[BEGIN Dataset extract]

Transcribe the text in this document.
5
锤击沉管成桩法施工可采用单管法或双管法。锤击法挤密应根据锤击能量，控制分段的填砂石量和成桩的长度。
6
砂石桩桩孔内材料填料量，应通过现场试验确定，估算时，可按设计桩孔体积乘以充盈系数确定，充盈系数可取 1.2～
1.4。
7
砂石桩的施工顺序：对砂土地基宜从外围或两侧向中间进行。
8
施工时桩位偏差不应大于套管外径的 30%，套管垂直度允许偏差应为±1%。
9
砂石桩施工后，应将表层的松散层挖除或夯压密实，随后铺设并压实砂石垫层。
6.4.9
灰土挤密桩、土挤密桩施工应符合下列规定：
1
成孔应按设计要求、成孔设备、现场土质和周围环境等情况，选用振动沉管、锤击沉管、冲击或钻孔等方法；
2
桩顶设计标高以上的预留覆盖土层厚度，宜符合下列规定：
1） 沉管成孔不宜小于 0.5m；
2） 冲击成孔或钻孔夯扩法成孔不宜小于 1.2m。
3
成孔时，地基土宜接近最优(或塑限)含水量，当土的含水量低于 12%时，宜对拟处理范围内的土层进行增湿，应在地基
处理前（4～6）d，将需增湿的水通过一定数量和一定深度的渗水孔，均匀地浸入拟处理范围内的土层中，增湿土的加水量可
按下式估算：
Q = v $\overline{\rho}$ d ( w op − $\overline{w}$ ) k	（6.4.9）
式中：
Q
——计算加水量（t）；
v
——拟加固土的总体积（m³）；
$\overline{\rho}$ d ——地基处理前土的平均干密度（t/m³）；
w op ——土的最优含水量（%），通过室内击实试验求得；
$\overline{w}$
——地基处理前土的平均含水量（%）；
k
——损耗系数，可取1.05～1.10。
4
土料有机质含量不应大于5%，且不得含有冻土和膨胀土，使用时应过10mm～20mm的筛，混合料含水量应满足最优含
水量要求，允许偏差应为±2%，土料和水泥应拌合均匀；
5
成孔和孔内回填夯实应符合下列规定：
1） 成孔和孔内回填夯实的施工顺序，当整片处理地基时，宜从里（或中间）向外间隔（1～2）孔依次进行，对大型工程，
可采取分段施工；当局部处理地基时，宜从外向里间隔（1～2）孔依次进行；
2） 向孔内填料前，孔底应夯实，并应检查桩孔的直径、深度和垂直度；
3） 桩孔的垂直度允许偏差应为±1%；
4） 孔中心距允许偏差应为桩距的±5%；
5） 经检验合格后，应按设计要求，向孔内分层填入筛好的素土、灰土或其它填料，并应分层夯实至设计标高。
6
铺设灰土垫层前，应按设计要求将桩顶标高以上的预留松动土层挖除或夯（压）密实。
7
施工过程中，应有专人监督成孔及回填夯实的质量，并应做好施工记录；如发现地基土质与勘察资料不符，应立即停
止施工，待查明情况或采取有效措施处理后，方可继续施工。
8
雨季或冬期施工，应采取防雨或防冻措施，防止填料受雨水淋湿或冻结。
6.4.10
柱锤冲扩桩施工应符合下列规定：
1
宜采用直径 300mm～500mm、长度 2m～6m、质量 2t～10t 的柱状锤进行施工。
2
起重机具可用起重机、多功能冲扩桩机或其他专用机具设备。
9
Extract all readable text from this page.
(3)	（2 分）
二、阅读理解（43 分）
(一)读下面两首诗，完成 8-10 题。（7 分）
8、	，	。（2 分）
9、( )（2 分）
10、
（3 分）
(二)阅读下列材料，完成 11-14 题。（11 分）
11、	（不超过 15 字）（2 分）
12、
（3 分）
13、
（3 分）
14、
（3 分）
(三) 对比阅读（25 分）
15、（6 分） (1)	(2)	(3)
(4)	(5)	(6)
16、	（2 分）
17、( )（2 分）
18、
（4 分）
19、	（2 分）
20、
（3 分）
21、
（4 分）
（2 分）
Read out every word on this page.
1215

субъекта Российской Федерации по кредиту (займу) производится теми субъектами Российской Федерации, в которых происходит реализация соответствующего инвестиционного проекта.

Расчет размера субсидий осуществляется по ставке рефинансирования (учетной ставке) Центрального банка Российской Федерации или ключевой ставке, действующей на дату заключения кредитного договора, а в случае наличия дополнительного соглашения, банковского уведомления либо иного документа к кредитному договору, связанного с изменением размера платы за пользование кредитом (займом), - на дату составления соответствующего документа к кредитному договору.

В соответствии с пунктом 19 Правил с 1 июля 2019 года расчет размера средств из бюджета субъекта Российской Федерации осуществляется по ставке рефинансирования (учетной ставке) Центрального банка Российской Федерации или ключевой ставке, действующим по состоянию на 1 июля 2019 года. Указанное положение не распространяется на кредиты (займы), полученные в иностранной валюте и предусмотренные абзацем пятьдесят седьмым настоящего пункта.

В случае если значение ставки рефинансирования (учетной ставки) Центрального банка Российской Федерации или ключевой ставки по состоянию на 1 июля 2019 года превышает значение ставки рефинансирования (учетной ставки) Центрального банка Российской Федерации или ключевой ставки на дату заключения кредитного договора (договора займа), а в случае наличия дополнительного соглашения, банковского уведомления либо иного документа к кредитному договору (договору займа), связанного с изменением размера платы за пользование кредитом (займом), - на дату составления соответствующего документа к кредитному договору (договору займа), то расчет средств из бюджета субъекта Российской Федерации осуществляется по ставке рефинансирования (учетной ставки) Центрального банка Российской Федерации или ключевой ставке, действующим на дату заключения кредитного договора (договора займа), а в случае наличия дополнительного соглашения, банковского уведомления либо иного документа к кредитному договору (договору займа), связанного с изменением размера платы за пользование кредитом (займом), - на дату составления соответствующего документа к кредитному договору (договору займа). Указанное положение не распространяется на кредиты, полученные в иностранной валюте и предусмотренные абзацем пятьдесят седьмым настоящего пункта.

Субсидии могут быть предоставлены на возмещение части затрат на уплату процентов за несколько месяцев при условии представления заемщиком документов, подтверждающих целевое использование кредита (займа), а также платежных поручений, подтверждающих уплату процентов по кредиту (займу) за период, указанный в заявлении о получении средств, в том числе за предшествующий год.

[END Dataset extract]

# Problem to work on:
Work out how many lines in the entries hold the string "займу". Your answer should consist solely of that number.

# Answer to the task:
2